В пору моего детства наша семья жила на окраине города, в отдалении от верующих, и я много времени проводил в компании неверующих ребят. Среди нас нередко вспыхивали ссоры и драки, конечно, не без моего участия. И хотя в тринадцать лет Дух Святой касался моего сердца, и я раскаивался в своих грехах, обновления в моей жизни не наступило. Напротив, постепенно мое сердце стало ожесточаться. К шестнадцати годам я уже многое полюбил в мире, но страх перед Богом, как верный страж, все еще сдерживал меня и не давал полностью окунуться в мирскую жизнь. Бывало, ребята лезут в какой-нибудь сад воровать яблоки или груши, а я – всегда в стороне, боялся красть, зная, что это грех. Но когда они угощали чем-то ворованным, я с удовольствием лакомился.
Вечером я обычно вместе с домашними ложился спать, но, дождавшись, когда все заснут, вставал и уходил на улицу. Недалеко от нашего двора собирались мои друзья, и меня непреодолимо влекло к ним. Возвращаясь домой далеко за полночь, я боялся, что родители узнают о моих ночных похождениях. Но каждый раз все обходилось благополучно, никто не замечал моего отсутствия...
Я вел двойственную жизнь. На улице – старался быть своим среди ребят, а дома – слушался родителей, помогал им. Несмотря на то, что я весело проводил время с друзьями, внутри у меня царила неудовлетворенность и пустота. Я мучился, меня сильно влекло в мир.
Отношения с родителями у меня были хорошие. Это как раз и препятствовало мне полностью уйти от Бога. Устав от раздвоенности, я хотел окончательно порвать с христианством, но для этого нужен был повод, и я стал искать его.
Любимым моим занятием было конструирование. Как-то друг по школе отдал мне старый моторный велосипед, и я сделал из него мопед. Когда у меня созрело решение порвать добрые отношения с родителями и, ожесточившись, стать неверующим, я воспользовался своим мопедом и проявил грубое непочтение к отцу.
Отец у нас был строгий. Он требовал, чтобы мы вовремя приходили из школы, а вечером не задерживались на улице допоздна. Если я приходил позже назначенного времени, он всегда выяснял причину и нередко наказывал за непослушание или какое-либо легкомыслие. Для осуществления своего замысла я решил использовать принципиальность отца и, взяв мопед, уехал из дому с намерением вернуться как можно позже, чтобы потом был повод для ссоры.
-.-.-
** Что нужно сделать **
1. Перепишите из фрагмента дословно часть текста: начните со слов «Отношения с родителями у» и остановитесь после слов «стал искать его.».
2. Переведите на английский язык предложение из фрагмента «Отношения с родителями у меня были хорошие».

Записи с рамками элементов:
-.-.-
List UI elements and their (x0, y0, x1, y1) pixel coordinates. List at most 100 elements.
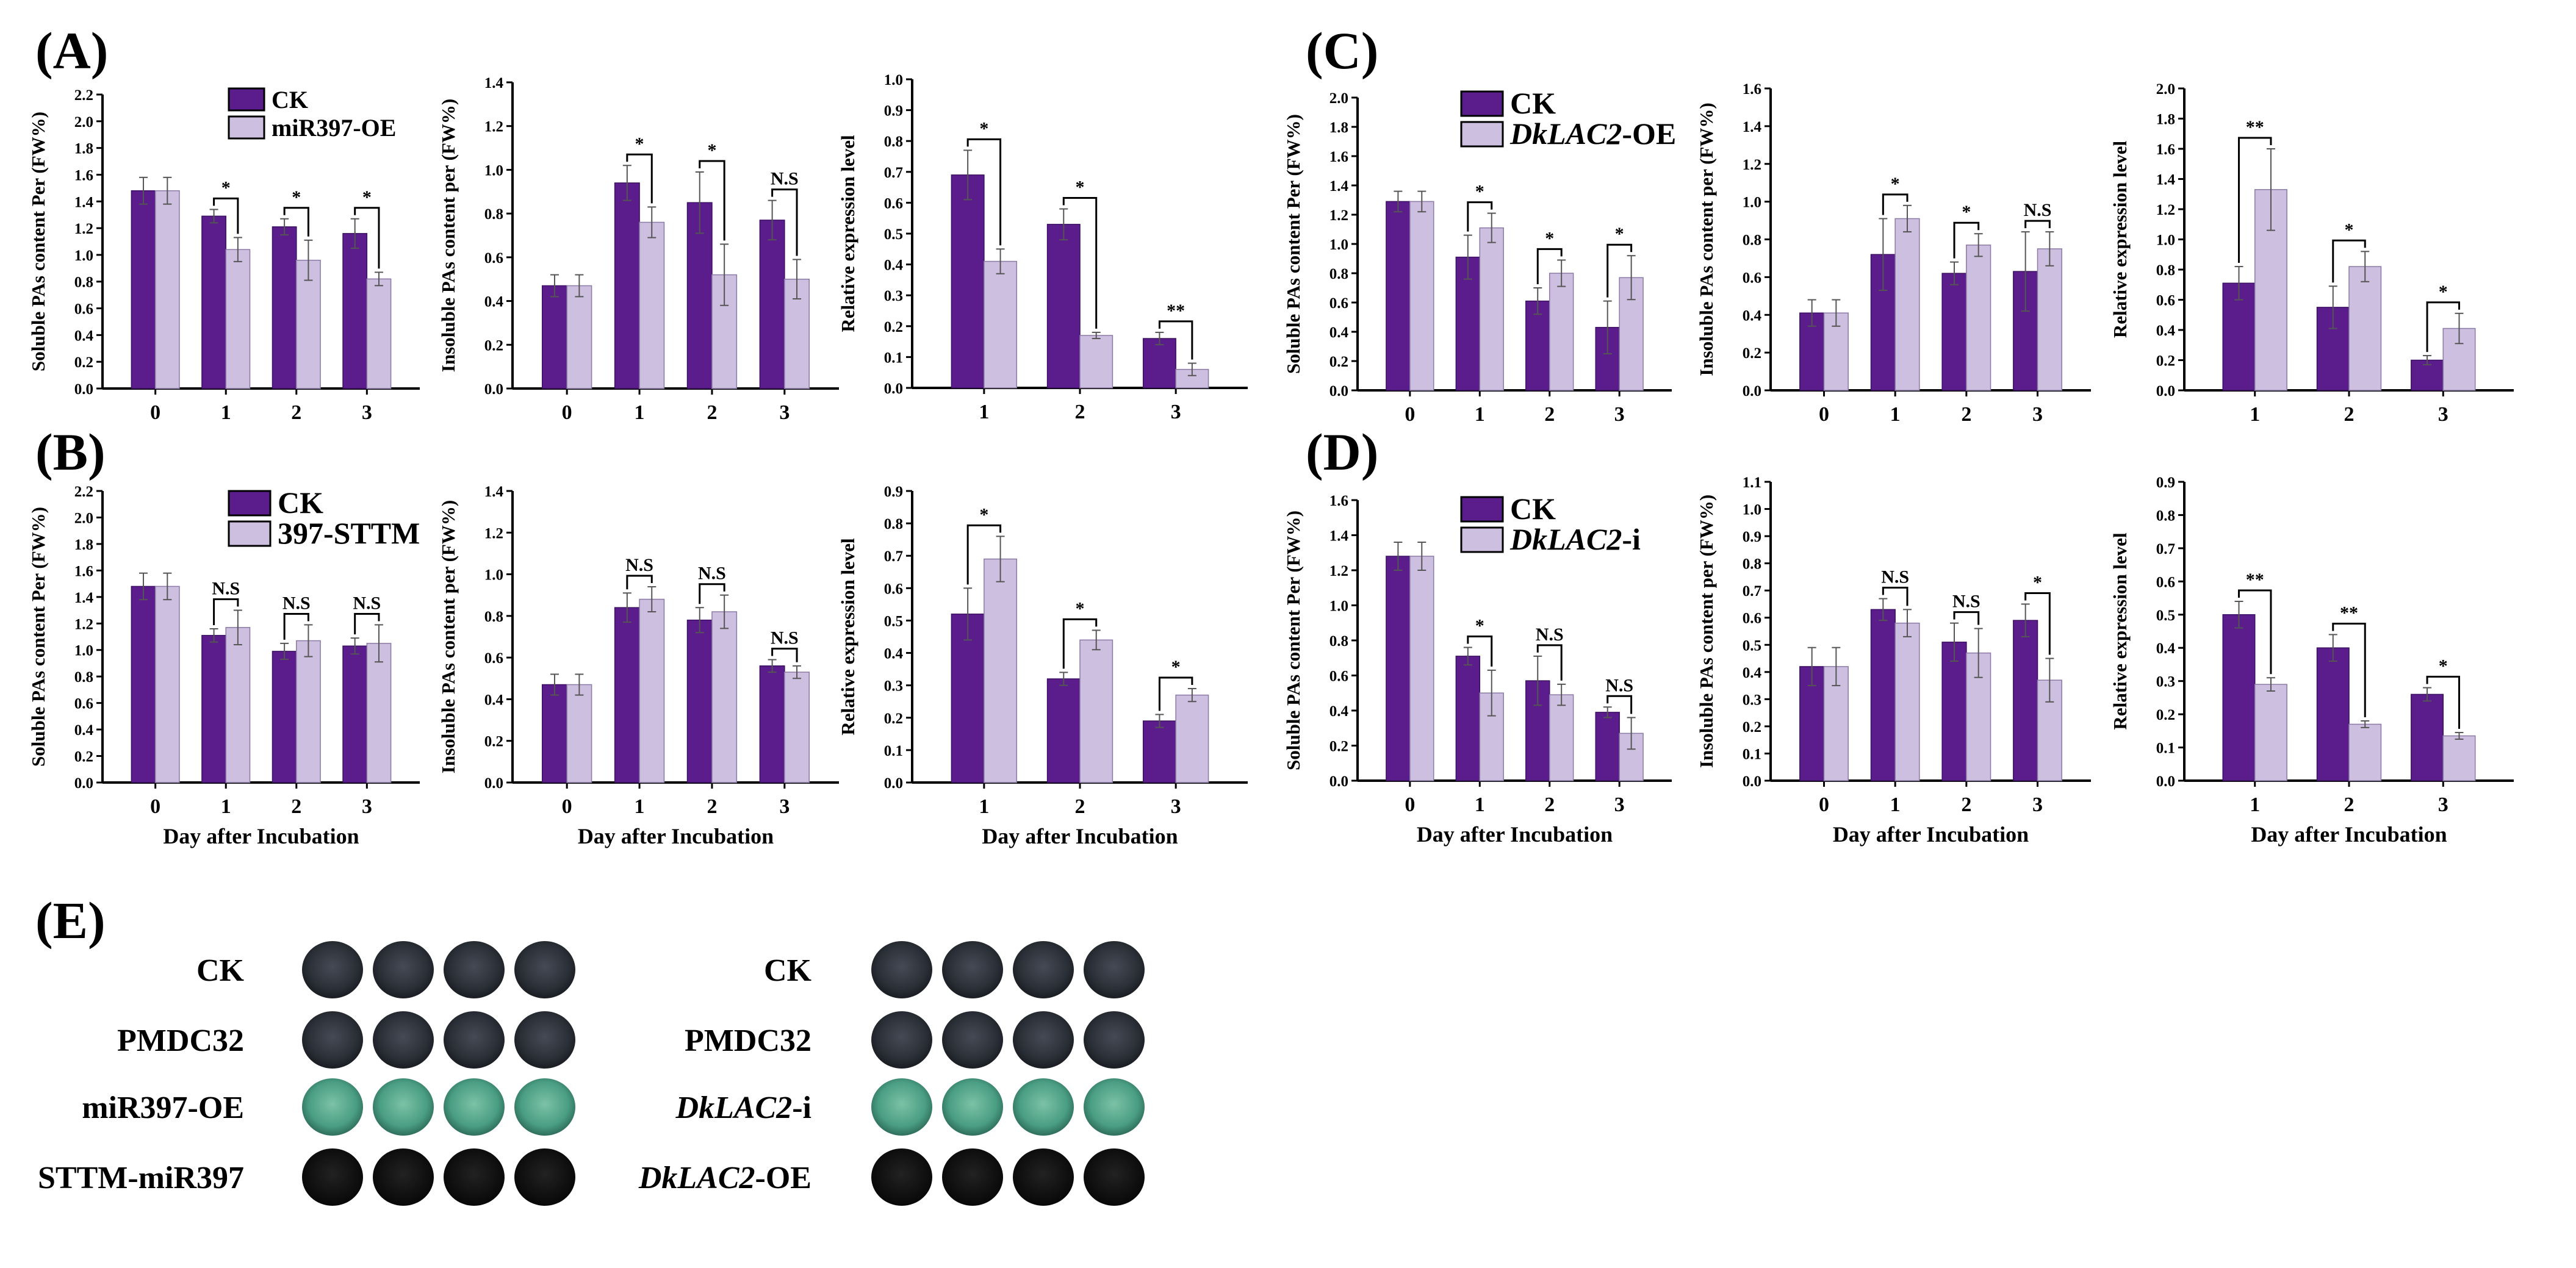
y-tick-label: 0.6 (1743, 270, 1761, 286)
x-tick-label: 1 (1890, 403, 1901, 426)
y-tick-label: 0.0 (74, 381, 93, 398)
y-tick-label: 2.0 (74, 114, 93, 131)
stain-row-label-text: CK (764, 953, 812, 988)
leaf-disc (1084, 1011, 1145, 1069)
y-tick-label: 0.8 (2156, 507, 2175, 524)
y-tick-label: 1.6 (1743, 81, 1761, 98)
x-tick-label: 1 (635, 401, 645, 424)
bar-ck (2013, 620, 2038, 781)
leaf-disc (373, 1078, 434, 1136)
leaf-disc (1084, 941, 1145, 998)
bar-ck (272, 651, 297, 783)
y-tick-label: 0.0 (1329, 383, 1348, 399)
y-tick-label: 1.6 (1329, 149, 1348, 165)
x-tick-label: 1 (221, 401, 231, 424)
leaf-disc (1013, 1078, 1074, 1136)
y-tick-label: 0.2 (884, 319, 903, 335)
legend-entry: CK (272, 86, 308, 113)
y-tick-label: 1.2 (1329, 207, 1348, 224)
legend-entry: CK (1510, 86, 1556, 120)
x-tick-label: 0 (1819, 793, 1829, 816)
stain-row-label: PMDC32 (117, 1023, 244, 1058)
y-axis-label: Relative expression level (2109, 532, 2131, 730)
y-tick-label: 0.3 (884, 678, 903, 695)
y-tick-label: 0.8 (1329, 266, 1348, 282)
significance-bracket (2426, 301, 2461, 353)
bar-treatment (225, 249, 251, 389)
stain-group-1: CK PMDC32 miR397-OE STTM-miR397 (38, 941, 575, 1206)
bar-ck (272, 226, 297, 389)
y-tick-label: 0.0 (1743, 773, 1761, 790)
significance-bracket (1606, 695, 1633, 714)
x-tick-label: 3 (362, 401, 372, 424)
y-tick-label: 0.4 (2156, 323, 2176, 339)
significance-label: N.S (625, 555, 653, 575)
bar-ck (1142, 338, 1176, 389)
bar-ck (1870, 609, 1896, 781)
bar-ck (1941, 273, 1967, 391)
significance-label: * (1475, 182, 1484, 202)
significance-bracket (2426, 676, 2461, 729)
y-tick-label: 2.0 (74, 510, 93, 526)
significance-bracket (626, 153, 653, 204)
y-tick-label: 0.0 (2156, 773, 2175, 790)
stain-row-label-italic: DkLAC2 (675, 1091, 793, 1125)
x-axis-label: Day after Incubation (578, 824, 774, 848)
y-tick-label: 0.2 (1743, 719, 1761, 736)
y-tick-label: 0.9 (1743, 529, 1761, 545)
legend-entry: CK (278, 485, 323, 520)
y-tick-label: 0.6 (484, 650, 503, 667)
significance-bracket (283, 612, 309, 640)
bar-treatment (1823, 666, 1849, 781)
y-tick-label: 0.2 (1329, 739, 1348, 755)
bar-ck (1595, 712, 1620, 781)
bar-treatment (1409, 556, 1434, 781)
bar-ck (2222, 282, 2256, 391)
y-tick-label: 0.8 (484, 206, 503, 223)
y-tick-label: 2.2 (74, 87, 93, 104)
significance-label: * (1615, 224, 1624, 244)
y-tick-label: 0.8 (1329, 633, 1348, 650)
significance-label: * (635, 134, 644, 154)
chart-d1: 0.0 0.2 0.4 0.6 0.8 1.0 1.2 1.4 1.6 Soluble PAs c… (1283, 492, 1672, 847)
leaf-disc (514, 1148, 575, 1206)
leaf-disc (514, 941, 575, 998)
significance-label: * (1962, 202, 1971, 222)
x-axis-label: Day after Incubation (163, 824, 359, 848)
leaf-disc (302, 1011, 363, 1069)
y-tick-label: 0.0 (1329, 773, 1348, 790)
bar-ck (1046, 224, 1081, 389)
stain-row-label-text: STTM-miR397 (38, 1161, 244, 1195)
y-tick-label: 0.0 (484, 381, 503, 398)
y-tick-label: 1.6 (1329, 493, 1348, 509)
y-tick-label: 0.5 (1743, 637, 1761, 654)
leaf-disc (942, 1011, 1003, 1069)
bar-treatment (566, 684, 592, 783)
leaf-disc (942, 1078, 1003, 1136)
stain-panel: CK PMDC32 miR397-OE STTM-miR397 CK PMDC32 DkLA… (38, 941, 1145, 1206)
y-tick-label: 0.2 (484, 337, 503, 354)
significance-bracket (966, 524, 1002, 585)
y-tick-label: 0.4 (1743, 665, 1762, 681)
significance-bracket (1953, 611, 1980, 625)
y-axis-label: Soluble PAs content Per (FW%) (27, 112, 49, 371)
stain-row-label-text: CK (196, 953, 245, 988)
chart-a3: 0.0 0.1 0.2 0.3 0.4 0.5 0.6 0.7 0.8 0.9 1.0 Relativ… (837, 72, 1248, 423)
chart-c3: 0.0 0.2 0.4 0.6 0.8 1.0 1.2 1.4 1.6 1.8 2.0 Relativ… (2109, 81, 2514, 426)
stain-row-label: STTM-miR397 (38, 1161, 244, 1195)
x-tick-label: 1 (2250, 793, 2260, 816)
panel-label-d: (D) (1306, 423, 1378, 481)
y-tick-label: 1.8 (2156, 112, 2175, 128)
leaf-disc (444, 1148, 505, 1206)
x-tick-label: 2 (1075, 795, 1085, 818)
leaf-disc (1084, 1078, 1145, 1136)
bar-treatment (1079, 639, 1114, 783)
y-tick-label: 0.5 (884, 613, 903, 629)
significance-label: N.S (698, 564, 726, 584)
panel-label-a: (A) (35, 21, 108, 80)
y-axis-label: Relative expression level (837, 538, 858, 736)
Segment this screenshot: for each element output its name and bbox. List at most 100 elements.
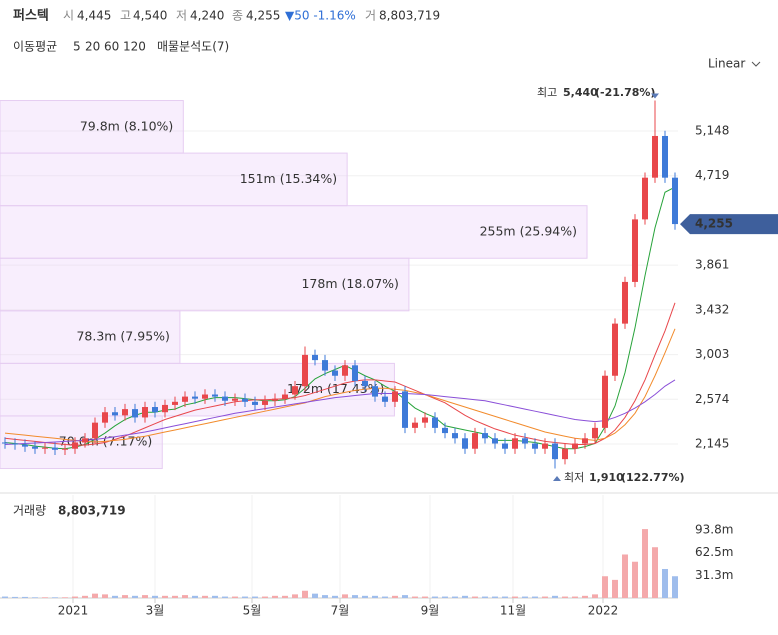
profile-label: 178m (18.07%) — [301, 276, 398, 291]
profile-toggle[interactable]: 매물분석도(7) — [157, 40, 229, 54]
min-value: 1,910 — [589, 471, 624, 484]
profile-band — [0, 152, 348, 207]
volume-bar — [612, 579, 618, 598]
profile-label: 255m (25.94%) — [480, 223, 577, 238]
volume-bar — [632, 561, 638, 598]
candle-body — [302, 354, 308, 387]
candle-body — [32, 446, 38, 449]
volume-bar — [222, 596, 228, 598]
candle-body — [92, 422, 98, 439]
volume-bar — [382, 596, 388, 598]
candle-body — [232, 398, 238, 401]
low-value: 4,240 — [190, 9, 224, 23]
volume-bar — [652, 547, 658, 598]
volume-bar — [2, 596, 8, 598]
volume-bar — [242, 596, 248, 598]
volume-bar — [132, 595, 138, 598]
candle-body — [522, 438, 528, 444]
volume-bar — [252, 596, 258, 598]
close-value: 4,255 — [246, 9, 280, 23]
y-tick-label: 5,148 — [695, 123, 729, 137]
ma-line — [4, 379, 676, 446]
profile-label: 151m (15.34%) — [240, 171, 337, 186]
candle-body — [432, 417, 438, 428]
volume-bar — [42, 597, 48, 598]
volume-bar — [532, 596, 538, 598]
profile-label: 78.3m (7.95%) — [76, 329, 169, 344]
volume-bar — [362, 595, 368, 598]
candle-body — [662, 135, 668, 178]
volume-bar — [352, 595, 358, 598]
volume-bar — [572, 596, 578, 598]
volume-bar — [452, 596, 458, 598]
candle-body — [642, 177, 648, 220]
y-tick-label: 2,574 — [695, 392, 729, 406]
x-tick-label: 7월 — [331, 604, 350, 618]
change: ▼50 -1.16% — [285, 9, 356, 23]
candle-body — [252, 401, 258, 405]
volume-bar — [72, 596, 78, 598]
candle-body — [612, 323, 618, 376]
candle-body — [472, 433, 478, 449]
volume-bar — [512, 596, 518, 598]
ma-line — [4, 328, 676, 443]
volume-bar — [522, 596, 528, 598]
candle-body — [242, 398, 248, 402]
candle-body — [392, 391, 398, 402]
volume-bar — [372, 595, 378, 598]
volume-title-value: 8,803,719 — [58, 504, 126, 518]
profile-label: 79.8m (8.10%) — [80, 118, 173, 133]
volume-bar — [332, 595, 338, 598]
profile-band — [0, 415, 163, 470]
high-label: 고 — [120, 9, 131, 23]
volume-bar — [92, 593, 98, 598]
volume-tick-label: 62.5m — [695, 545, 733, 559]
volume-bar — [642, 529, 648, 598]
volume-bar — [412, 596, 418, 598]
candle-body — [192, 396, 198, 399]
candle-body — [212, 394, 218, 397]
min-marker — [553, 476, 561, 481]
ma-legend-item: 60 — [104, 40, 119, 54]
max-label: 최고 — [537, 86, 557, 99]
high-value: 4,540 — [133, 9, 167, 23]
volume-bar — [112, 595, 118, 598]
volume-bar — [212, 595, 218, 598]
volume-bar — [192, 595, 198, 598]
volume-bar — [472, 596, 478, 598]
volume-bar — [122, 595, 128, 598]
candle-body — [172, 401, 178, 405]
candle-body — [372, 386, 378, 397]
x-tick-label: 9월 — [421, 604, 440, 618]
volume-bar — [662, 568, 668, 598]
volume-bar — [162, 595, 168, 598]
candle-body — [492, 438, 498, 444]
volume-bar — [402, 595, 408, 598]
max-marker — [651, 93, 659, 99]
y-tick-label: 3,003 — [695, 347, 729, 361]
ma-legend-item: 5 — [73, 40, 81, 54]
open-label: 시 — [63, 9, 74, 23]
volume-bar — [52, 597, 58, 598]
ma-legend-title: 이동평균 — [13, 40, 57, 54]
volume-bar — [32, 597, 38, 598]
candle-body — [132, 409, 138, 418]
volume-bar — [292, 594, 298, 598]
candle-body — [162, 404, 168, 413]
volume-bar — [492, 596, 498, 598]
candle-body — [542, 443, 548, 449]
candle-body — [292, 386, 298, 395]
ma-line — [4, 186, 676, 450]
volume-bar — [182, 595, 188, 598]
candle-body — [112, 412, 118, 416]
close-label: 종 — [232, 9, 243, 23]
y-tick-label: 3,432 — [695, 302, 729, 316]
volume-bar — [62, 597, 68, 598]
volume-bar — [22, 596, 28, 598]
scale-menu[interactable]: Linear — [708, 57, 745, 71]
candle-body — [622, 281, 628, 324]
stock-name: 퍼스텍 — [13, 8, 49, 24]
ma-line — [4, 302, 676, 446]
candle-body — [442, 427, 448, 434]
candle-body — [482, 433, 488, 439]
-.-.-
** Результаты **
1.
Отношения с родителями у меня были хорошие. Это как раз и препятствовало мне полностью уйти от Бога. Устав от раздвоенности, я хотел окончательно порвать с христианством, но для этого нужен был повод, и я стал искать его.

2. I had a good relationship with my parents.